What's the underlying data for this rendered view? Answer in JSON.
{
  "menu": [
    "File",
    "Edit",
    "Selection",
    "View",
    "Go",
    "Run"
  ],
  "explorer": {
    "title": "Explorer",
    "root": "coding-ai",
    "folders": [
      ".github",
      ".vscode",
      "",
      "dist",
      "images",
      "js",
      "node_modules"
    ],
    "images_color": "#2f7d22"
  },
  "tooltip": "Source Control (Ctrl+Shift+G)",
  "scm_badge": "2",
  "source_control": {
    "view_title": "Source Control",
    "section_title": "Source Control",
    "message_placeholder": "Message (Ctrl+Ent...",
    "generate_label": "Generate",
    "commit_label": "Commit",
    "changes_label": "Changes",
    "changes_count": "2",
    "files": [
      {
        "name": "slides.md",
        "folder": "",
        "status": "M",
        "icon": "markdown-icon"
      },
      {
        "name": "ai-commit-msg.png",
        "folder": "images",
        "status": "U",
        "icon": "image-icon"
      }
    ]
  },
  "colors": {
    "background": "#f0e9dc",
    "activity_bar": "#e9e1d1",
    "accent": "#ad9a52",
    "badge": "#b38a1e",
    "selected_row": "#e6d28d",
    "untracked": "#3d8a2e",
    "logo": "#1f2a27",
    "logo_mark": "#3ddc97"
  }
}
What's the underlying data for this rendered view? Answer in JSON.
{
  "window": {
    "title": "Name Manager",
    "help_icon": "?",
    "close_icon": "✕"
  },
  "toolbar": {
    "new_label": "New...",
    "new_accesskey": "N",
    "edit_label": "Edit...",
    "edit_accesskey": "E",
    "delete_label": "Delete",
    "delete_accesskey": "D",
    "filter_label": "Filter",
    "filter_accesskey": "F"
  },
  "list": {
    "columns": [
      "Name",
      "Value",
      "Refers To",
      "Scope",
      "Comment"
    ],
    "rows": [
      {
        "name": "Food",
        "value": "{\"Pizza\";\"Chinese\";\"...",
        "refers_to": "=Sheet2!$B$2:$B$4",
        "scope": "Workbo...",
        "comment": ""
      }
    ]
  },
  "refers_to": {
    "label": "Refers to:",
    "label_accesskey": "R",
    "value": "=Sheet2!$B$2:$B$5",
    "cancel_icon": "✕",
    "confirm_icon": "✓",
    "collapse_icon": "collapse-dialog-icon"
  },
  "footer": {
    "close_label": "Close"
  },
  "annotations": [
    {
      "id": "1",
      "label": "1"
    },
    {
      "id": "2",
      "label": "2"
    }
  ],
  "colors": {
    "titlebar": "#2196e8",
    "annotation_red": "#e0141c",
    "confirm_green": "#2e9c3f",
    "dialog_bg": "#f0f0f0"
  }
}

::::::

■ Problem description:
Each line of the material must be restated exactly.

■ Solution for this exercise:
What's the underlying data for this rendered view? Answer in JSON.
{
  "menu": [
    "File",
    "Edit",
    "Selection",
    "View",
    "Go",
    "Run"
  ],
  "explorer": {
    "title": "Explorer",
    "root": "coding-ai",
    "folders": [
      ".github",
      ".vscode",
      "",
      "dist",
      "images",
      "js",
      "node_modules"
    ],
    "images_color": "#2f7d22"
  },
  "tooltip": "Source Control (Ctrl+Shift+G)",
  "scm_badge": "2",
  "source_control": {
    "view_title": "Source Control",
    "section_title": "Source Control",
    "message_placeholder": "Message (Ctrl+Ent...",
    "generate_label": "Generate",
    "commit_label": "Commit",
    "changes_label": "Changes",
    "changes_count": "2",
    "files": [
      {
        "name": "slides.md",
        "folder": "",
        "status": "M",
        "icon": "markdown-icon"
      },
      {
        "name": "ai-commit-msg.png",
        "folder": "images",
        "status": "U",
        "icon": "image-icon"
      }
    ]
  },
  "colors": {
    "background": "#f0e9dc",
    "activity_bar": "#e9e1d1",
    "accent": "#ad9a52",
    "badge": "#b38a1e",
    "selected_row": "#e6d28d",
    "untracked": "#3d8a2e",
    "logo": "#1f2a27",
    "logo_mark": "#3ddc97"
  }
}
What's the underlying data for this rendered view? Answer in JSON.
{
  "window": {
    "title": "Name Manager",
    "help_icon": "?",
    "close_icon": "✕"
  },
  "toolbar": {
    "new_label": "New...",
    "new_accesskey": "N",
    "edit_label": "Edit...",
    "edit_accesskey": "E",
    "delete_label": "Delete",
    "delete_accesskey": "D",
    "filter_label": "Filter",
    "filter_accesskey": "F"
  },
  "list": {
    "columns": [
      "Name",
      "Value",
      "Refers To",
      "Scope",
      "Comment"
    ],
    "rows": [
      {
        "name": "Food",
        "value": "{\"Pizza\";\"Chinese\";\"...",
        "refers_to": "=Sheet2!$B$2:$B$4",
        "scope": "Workbo...",
        "comment": ""
      }
    ]
  },
  "refers_to": {
    "label": "Refers to:",
    "label_accesskey": "R",
    "value": "=Sheet2!$B$2:$B$5",
    "cancel_icon": "✕",
    "confirm_icon": "✓",
    "collapse_icon": "collapse-dialog-icon"
  },
  "footer": {
    "close_label": "Close"
  },
  "annotations": [
    {
      "id": "1",
      "label": "1"
    },
    {
      "id": "2",
      "label": "2"
    }
  ],
  "colors": {
    "titlebar": "#2196e8",
    "annotation_red": "#e0141c",
    "confirm_green": "#2e9c3f",
    "dialog_bg": "#f0f0f0"
  }
}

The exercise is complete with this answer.